▶ [Reading passage]
<<<<

Batch effect corrections in R (advanced)

A part of preprocessing data as transformation & normalization

Introduction

In this section, we will discuss the use of QC-based algorithms for batch correction. By using QC sample data, we can model and correct for any systematic measurement bias. When plotting the measured response for a particular metabolite or lipid against injection order (excluding conditioning samples and blanks), it is often possible to observe time-related systematic variation in the reported metabolite response. This systematic error can arise due to non-enzymatic metabolite conversion (e.g. degradation, oxidation or hydrolysis) of samples in the autosampler, or due to changes in the properties of the analytical platform caused by changes in chromatography (such as retention time or peak shape), or interaction of the sample components with the surfaces of the chromatography system and MS instrumentation (e.g. column, cones, ion skimmers, transfer capillaries), which can influence the measured response. We advise you to read an article from David Broadhurst et al. focusing on guidelines and recommendations for the use of system suitability and quality control samples in metabolomics:

In the next lines we will focus on two commonly used algorithms, namely locally estimated scatterplot smoothing (LOESS) and systematic error removal using random forest (SERRF).

Locally estimated scatterplot smoothing (LOESS)

>>>>

▶ [Task requirements]
1. In the batch correction text, rewrite the passage from "In the next" up to and including "random forest (SERRF).", changing "algorithms" to "methods".
2. According to the batch correction text, which two commonly used algorithms will the next lines focus on?

▶ [Data excerpts]
<<<<

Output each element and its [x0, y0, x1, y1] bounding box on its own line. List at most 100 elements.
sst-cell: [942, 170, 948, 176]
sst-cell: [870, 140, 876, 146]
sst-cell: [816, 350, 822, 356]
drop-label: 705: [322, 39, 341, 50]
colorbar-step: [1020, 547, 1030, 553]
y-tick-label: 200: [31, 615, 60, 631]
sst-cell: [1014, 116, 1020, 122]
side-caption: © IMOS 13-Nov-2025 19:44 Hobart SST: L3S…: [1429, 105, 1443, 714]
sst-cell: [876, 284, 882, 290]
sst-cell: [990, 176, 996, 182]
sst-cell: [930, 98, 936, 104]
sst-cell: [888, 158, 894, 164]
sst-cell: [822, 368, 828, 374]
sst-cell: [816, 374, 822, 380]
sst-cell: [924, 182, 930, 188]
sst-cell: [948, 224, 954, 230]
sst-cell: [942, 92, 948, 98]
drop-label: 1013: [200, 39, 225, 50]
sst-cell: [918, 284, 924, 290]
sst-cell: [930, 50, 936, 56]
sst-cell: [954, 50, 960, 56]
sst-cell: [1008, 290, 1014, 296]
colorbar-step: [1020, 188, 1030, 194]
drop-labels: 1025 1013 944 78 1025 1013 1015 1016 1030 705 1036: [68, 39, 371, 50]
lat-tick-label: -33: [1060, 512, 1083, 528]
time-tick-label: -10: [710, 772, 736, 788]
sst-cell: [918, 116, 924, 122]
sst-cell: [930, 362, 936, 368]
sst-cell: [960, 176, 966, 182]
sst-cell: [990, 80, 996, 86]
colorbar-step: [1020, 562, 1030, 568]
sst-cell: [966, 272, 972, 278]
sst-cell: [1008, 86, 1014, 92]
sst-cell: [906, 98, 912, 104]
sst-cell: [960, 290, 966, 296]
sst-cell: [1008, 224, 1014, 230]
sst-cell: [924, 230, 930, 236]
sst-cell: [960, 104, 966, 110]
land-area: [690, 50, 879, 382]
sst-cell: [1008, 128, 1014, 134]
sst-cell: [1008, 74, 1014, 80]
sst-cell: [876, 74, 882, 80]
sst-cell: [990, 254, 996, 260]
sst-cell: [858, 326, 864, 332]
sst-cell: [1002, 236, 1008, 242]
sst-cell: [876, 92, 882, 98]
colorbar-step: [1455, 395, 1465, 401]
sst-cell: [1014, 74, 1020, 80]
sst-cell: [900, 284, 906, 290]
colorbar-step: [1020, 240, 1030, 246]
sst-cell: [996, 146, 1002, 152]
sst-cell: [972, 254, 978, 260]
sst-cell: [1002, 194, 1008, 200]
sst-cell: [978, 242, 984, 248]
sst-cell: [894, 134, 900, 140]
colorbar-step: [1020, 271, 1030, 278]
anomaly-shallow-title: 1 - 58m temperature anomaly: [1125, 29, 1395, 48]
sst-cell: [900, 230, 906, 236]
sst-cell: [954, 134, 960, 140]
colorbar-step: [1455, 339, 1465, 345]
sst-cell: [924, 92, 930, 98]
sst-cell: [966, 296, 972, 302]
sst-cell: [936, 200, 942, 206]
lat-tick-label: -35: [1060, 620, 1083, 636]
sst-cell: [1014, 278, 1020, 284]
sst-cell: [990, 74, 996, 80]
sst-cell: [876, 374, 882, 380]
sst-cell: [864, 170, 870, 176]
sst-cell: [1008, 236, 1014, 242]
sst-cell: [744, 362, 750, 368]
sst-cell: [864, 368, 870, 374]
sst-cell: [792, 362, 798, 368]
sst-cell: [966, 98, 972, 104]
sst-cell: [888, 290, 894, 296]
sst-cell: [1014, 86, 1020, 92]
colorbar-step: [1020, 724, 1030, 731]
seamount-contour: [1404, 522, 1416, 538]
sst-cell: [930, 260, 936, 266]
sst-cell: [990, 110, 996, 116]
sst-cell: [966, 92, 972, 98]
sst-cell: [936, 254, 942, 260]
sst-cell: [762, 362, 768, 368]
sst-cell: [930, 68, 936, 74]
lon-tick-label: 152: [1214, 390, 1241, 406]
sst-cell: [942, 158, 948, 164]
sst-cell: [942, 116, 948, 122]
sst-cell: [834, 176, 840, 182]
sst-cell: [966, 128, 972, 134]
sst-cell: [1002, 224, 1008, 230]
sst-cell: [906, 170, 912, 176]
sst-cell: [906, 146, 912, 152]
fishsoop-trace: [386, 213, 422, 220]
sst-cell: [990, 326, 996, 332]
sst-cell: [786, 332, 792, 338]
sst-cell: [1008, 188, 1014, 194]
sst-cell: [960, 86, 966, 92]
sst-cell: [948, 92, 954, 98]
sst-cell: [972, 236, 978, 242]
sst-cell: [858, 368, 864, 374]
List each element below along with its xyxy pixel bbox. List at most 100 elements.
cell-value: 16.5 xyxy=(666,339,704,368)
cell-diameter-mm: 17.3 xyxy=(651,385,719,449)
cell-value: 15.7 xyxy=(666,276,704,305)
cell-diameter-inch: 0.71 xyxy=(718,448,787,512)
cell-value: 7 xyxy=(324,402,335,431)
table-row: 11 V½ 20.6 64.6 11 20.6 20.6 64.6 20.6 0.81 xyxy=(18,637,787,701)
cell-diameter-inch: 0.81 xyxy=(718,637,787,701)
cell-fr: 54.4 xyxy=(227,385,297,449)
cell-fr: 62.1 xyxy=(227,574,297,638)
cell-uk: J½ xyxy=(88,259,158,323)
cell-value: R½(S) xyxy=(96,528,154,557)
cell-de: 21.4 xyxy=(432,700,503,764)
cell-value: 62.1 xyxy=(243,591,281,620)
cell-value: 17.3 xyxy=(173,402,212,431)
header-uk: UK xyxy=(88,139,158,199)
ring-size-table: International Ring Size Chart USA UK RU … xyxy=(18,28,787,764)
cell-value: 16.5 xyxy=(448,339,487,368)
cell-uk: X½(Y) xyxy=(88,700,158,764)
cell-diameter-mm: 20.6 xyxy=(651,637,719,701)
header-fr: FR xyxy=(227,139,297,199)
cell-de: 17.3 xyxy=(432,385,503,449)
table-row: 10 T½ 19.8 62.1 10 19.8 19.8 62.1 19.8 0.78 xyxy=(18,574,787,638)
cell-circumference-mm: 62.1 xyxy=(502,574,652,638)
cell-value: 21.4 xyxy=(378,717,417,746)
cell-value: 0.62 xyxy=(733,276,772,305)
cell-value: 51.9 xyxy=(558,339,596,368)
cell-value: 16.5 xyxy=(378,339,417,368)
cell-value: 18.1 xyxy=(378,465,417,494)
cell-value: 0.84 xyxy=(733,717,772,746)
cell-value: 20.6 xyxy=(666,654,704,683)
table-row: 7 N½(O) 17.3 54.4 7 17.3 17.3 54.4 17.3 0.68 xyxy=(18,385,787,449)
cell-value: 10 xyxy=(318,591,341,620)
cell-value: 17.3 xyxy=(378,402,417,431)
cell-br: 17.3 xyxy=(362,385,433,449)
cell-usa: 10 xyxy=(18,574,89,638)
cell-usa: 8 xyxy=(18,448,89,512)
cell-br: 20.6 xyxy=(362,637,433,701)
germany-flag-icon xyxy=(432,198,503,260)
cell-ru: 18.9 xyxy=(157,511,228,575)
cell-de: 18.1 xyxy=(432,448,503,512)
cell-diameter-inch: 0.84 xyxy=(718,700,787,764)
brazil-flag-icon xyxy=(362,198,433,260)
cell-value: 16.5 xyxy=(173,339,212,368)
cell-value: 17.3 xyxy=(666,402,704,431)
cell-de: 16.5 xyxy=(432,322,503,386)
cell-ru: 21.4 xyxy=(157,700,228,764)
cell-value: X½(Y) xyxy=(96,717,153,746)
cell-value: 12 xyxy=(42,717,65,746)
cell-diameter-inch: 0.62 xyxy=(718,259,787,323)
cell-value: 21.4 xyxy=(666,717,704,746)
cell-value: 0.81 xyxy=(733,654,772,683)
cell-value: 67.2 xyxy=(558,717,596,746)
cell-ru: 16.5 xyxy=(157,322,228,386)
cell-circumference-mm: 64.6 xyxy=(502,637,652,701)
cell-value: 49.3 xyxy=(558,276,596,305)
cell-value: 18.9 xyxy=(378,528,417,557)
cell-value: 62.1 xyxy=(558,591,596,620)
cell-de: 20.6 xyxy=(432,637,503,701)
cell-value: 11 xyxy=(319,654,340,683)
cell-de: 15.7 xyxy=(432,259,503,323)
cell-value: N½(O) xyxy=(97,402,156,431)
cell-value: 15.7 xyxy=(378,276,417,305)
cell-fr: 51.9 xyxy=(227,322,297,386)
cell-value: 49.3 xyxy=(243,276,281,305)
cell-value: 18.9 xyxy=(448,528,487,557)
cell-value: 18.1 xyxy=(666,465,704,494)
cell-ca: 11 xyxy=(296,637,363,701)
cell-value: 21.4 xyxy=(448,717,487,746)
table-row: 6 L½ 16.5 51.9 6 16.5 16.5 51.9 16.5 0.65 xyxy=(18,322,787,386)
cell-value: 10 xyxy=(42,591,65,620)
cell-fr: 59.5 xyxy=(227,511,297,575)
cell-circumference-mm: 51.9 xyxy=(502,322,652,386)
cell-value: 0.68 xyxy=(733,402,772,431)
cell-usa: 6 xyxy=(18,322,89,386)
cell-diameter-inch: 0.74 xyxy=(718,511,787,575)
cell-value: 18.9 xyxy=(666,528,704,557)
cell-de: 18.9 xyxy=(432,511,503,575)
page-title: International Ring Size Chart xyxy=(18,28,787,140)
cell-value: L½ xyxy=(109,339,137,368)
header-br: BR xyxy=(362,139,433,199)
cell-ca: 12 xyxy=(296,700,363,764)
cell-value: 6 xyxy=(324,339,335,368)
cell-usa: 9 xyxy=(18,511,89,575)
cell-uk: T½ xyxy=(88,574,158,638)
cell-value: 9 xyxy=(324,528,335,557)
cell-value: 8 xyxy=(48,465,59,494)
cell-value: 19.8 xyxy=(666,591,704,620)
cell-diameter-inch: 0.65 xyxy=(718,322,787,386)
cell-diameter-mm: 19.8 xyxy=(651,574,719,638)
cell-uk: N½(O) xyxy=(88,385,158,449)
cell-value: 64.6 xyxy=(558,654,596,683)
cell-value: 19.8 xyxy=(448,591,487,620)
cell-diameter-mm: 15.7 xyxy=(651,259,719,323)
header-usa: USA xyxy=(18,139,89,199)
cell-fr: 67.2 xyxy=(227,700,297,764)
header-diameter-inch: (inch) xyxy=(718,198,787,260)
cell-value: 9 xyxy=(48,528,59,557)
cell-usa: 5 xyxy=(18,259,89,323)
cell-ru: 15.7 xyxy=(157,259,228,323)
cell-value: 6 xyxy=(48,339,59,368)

>>>>

▶ [Answers to the tasks]
1.
In the next lines we will focus on two commonly used methods, namely locally estimated scatterplot smoothing (LOESS) and systematic error removal using random forest (SERRF).

2. Locally estimated scatterplot smoothing (LOESS) and systematic error removal using random forest (SERRF).